[Records that describe figures]
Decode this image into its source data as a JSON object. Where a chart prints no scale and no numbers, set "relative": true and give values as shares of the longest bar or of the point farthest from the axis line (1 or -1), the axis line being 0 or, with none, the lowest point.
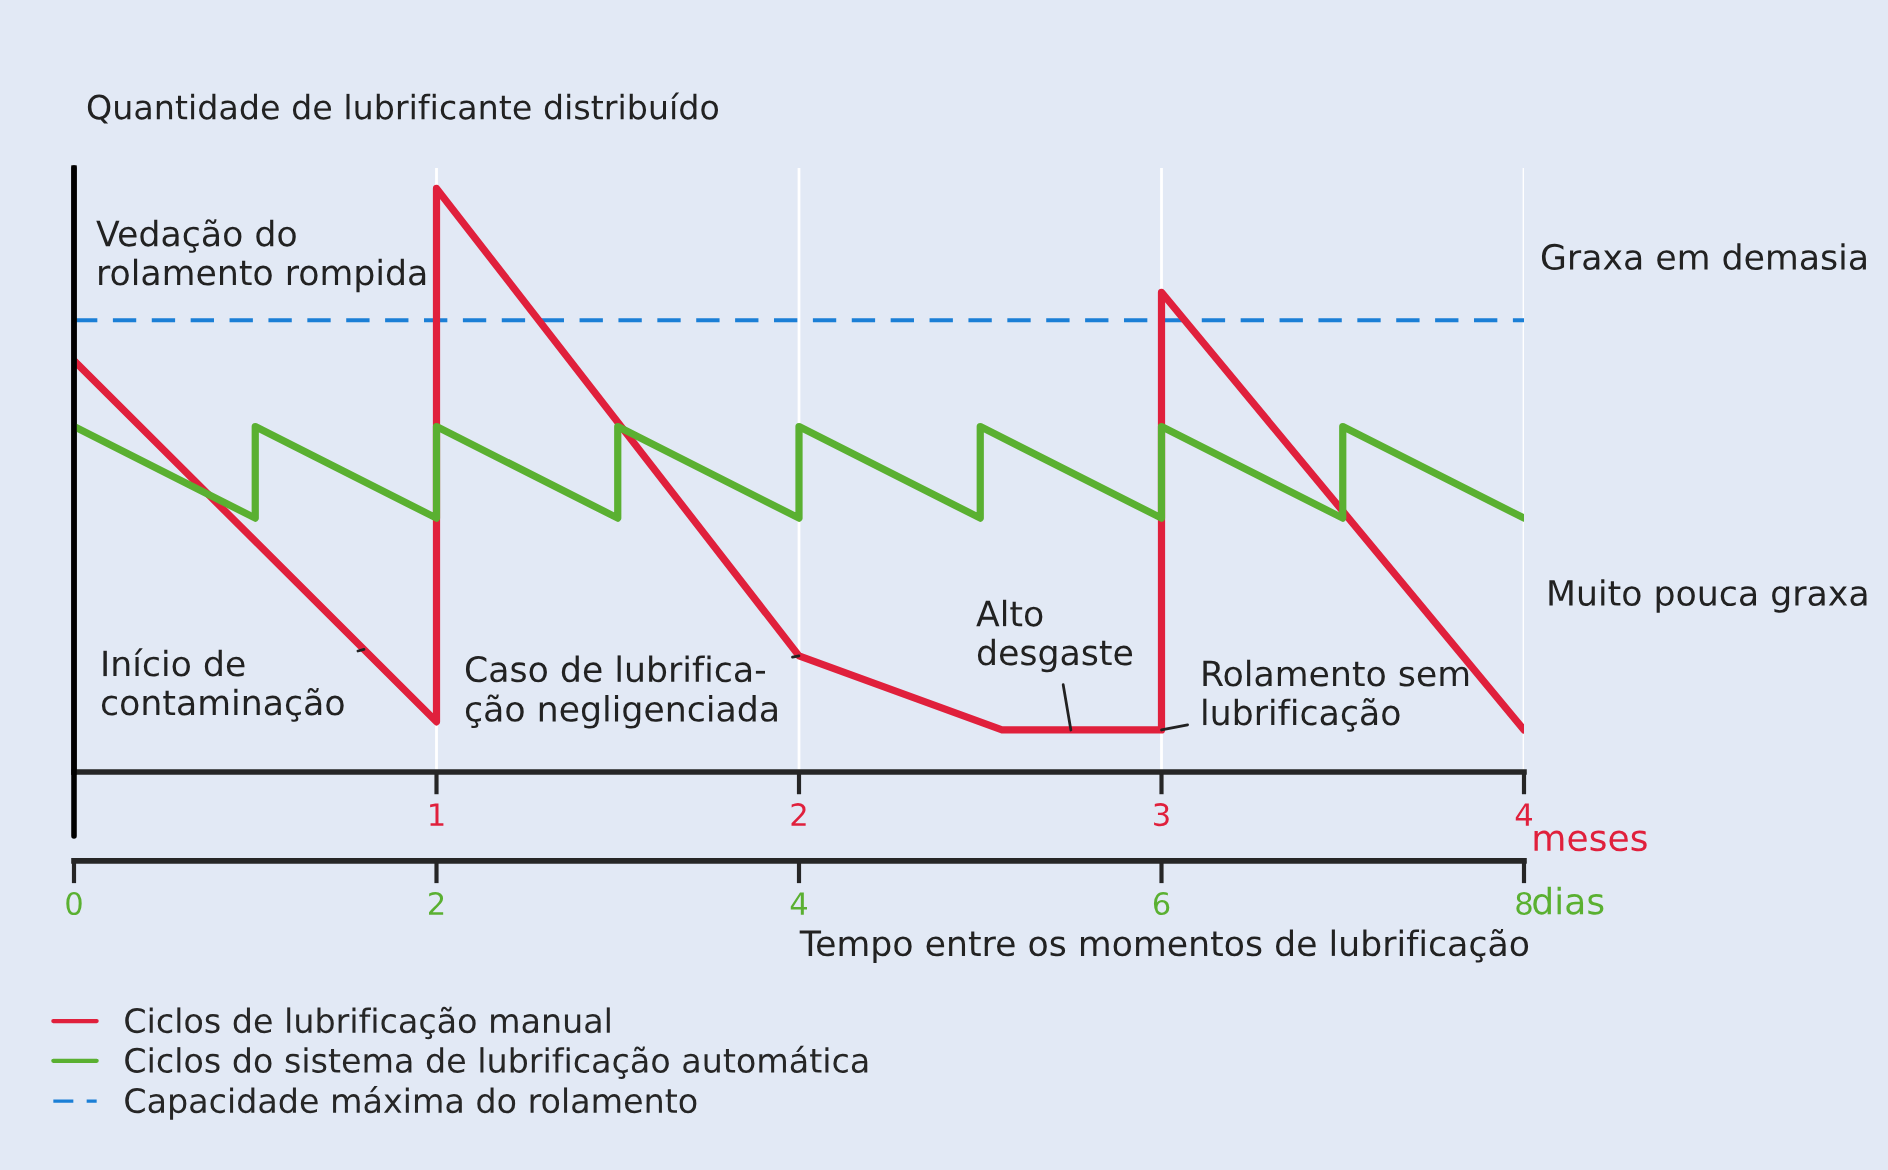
{
  "chart_data": {
    "type": "line",
    "relative": true,
    "ylabel": "Quantidade de lubrificante distribuído",
    "xlabel": "meses",
    "x2label": "dias",
    "xlim": [
      0,
      4
    ],
    "xticks": [
      1,
      2,
      3,
      4
    ],
    "x2lim": [
      0,
      8
    ],
    "x2ticks": [
      0,
      2,
      4,
      6,
      8
    ],
    "grid": "x",
    "legend": "bottom",
    "line_style": "solid",
    "marker": "none",
    "series": [
      {
        "name": "Ciclos de lubrificação manual",
        "color": "#e0203c",
        "x": [
          0,
          1,
          1,
          2,
          2.56,
          3,
          3,
          4
        ],
        "values": [
          0.705,
          0.086,
          1.0,
          0.199,
          0.072,
          0.072,
          0.822,
          0.072
        ]
      },
      {
        "name": "Ciclos do sistema de lubrificação automática",
        "color": "#5ab031",
        "axis": "x2",
        "x": [
          0,
          1,
          1,
          2,
          2,
          3,
          3,
          4,
          4,
          5,
          5,
          6,
          6,
          7,
          7,
          8
        ],
        "values": [
          0.592,
          0.435,
          0.592,
          0.435,
          0.592,
          0.435,
          0.592,
          0.435,
          0.592,
          0.435,
          0.592,
          0.435,
          0.592,
          0.435,
          0.592,
          0.435
        ]
      }
    ],
    "ref_lines": [
      {
        "axis": "y",
        "value": 0.774,
        "label": "Capacidade máxima do rolamento",
        "color": "#1b7fd6",
        "line_style": "dashed"
      }
    ],
    "annotations": [
      "Vedação do\nrolamento rompida",
      {
        "text": "Início de\ncontaminação",
        "x": 0.8,
        "y": 0.21
      },
      {
        "text": "Caso de lubrifica-\nção negligenciada",
        "x": 2,
        "y": 0.199
      },
      {
        "text": "Alto\ndesgaste",
        "x": 2.75,
        "y": 0.072
      },
      {
        "text": "Rolamento sem\nlubrificação",
        "x": 3,
        "y": 0.072
      },
      "Graxa em demasia",
      "Muito pouca graxa",
      "Tempo entre os momentos de lubrificação"
    ]
  }
}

- STATED PROBLEM -
Without the pictures, return the entries exactly as they appear.

- ANSWER TO THE EXERCISE -
Decode this image into its source data as a JSON object. Where a chart prints no scale and no numbers, set "relative": true and give values as shares of the longest bar or of the point farthest from the axis line (1 or -1), the axis line being 0 or, with none, the lowest point.
{
  "chart_data": {
    "type": "line",
    "relative": true,
    "ylabel": "Quantidade de lubrificante distribuído",
    "xlabel": "meses",
    "x2label": "dias",
    "xlim": [
      0,
      4
    ],
    "xticks": [
      1,
      2,
      3,
      4
    ],
    "x2lim": [
      0,
      8
    ],
    "x2ticks": [
      0,
      2,
      4,
      6,
      8
    ],
    "grid": "x",
    "legend": "bottom",
    "line_style": "solid",
    "marker": "none",
    "series": [
      {
        "name": "Ciclos de lubrificação manual",
        "color": "#e0203c",
        "x": [
          0,
          1,
          1,
          2,
          2.56,
          3,
          3,
          4
        ],
        "values": [
          0.705,
          0.086,
          1.0,
          0.199,
          0.072,
          0.072,
          0.822,
          0.072
        ]
      },
      {
        "name": "Ciclos do sistema de lubrificação automática",
        "color": "#5ab031",
        "axis": "x2",
        "x": [
          0,
          1,
          1,
          2,
          2,
          3,
          3,
          4,
          4,
          5,
          5,
          6,
          6,
          7,
          7,
          8
        ],
        "values": [
          0.592,
          0.435,
          0.592,
          0.435,
          0.592,
          0.435,
          0.592,
          0.435,
          0.592,
          0.435,
          0.592,
          0.435,
          0.592,
          0.435,
          0.592,
          0.435
        ]
      }
    ],
    "ref_lines": [
      {
        "axis": "y",
        "value": 0.774,
        "label": "Capacidade máxima do rolamento",
        "color": "#1b7fd6",
        "line_style": "dashed"
      }
    ],
    "annotations": [
      "Vedação do\nrolamento rompida",
      {
        "text": "Início de\ncontaminação",
        "x": 0.8,
        "y": 0.21
      },
      {
        "text": "Caso de lubrifica-\nção negligenciada",
        "x": 2,
        "y": 0.199
      },
      {
        "text": "Alto\ndesgaste",
        "x": 2.75,
        "y": 0.072
      },
      {
        "text": "Rolamento sem\nlubrificação",
        "x": 3,
        "y": 0.072
      },
      "Graxa em demasia",
      "Muito pouca graxa",
      "Tempo entre os momentos de lubrificação"
    ]
  }
}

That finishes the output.